Records provided
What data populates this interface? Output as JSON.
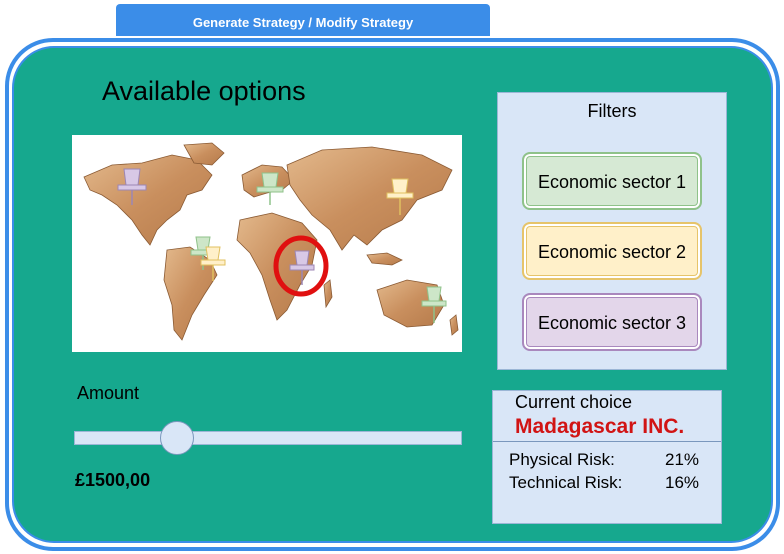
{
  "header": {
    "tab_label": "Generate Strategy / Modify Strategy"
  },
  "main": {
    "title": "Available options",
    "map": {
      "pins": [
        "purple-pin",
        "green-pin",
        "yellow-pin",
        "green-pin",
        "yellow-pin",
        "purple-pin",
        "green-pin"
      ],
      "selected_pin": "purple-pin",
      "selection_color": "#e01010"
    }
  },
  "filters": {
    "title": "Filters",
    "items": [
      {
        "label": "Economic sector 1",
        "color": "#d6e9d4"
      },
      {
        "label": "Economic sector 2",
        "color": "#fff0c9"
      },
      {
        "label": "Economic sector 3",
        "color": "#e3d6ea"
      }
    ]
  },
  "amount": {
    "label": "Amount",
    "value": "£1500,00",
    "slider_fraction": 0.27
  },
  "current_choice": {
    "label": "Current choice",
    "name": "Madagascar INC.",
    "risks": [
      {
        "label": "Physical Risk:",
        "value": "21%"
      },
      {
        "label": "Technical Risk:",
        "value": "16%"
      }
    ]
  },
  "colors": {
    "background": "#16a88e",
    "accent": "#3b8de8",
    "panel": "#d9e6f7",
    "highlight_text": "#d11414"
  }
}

Problem to solve
Take every line from the records above that has the word "title" and copy it.

Response to this task
    "title": "Available options",
    "title": "Filters",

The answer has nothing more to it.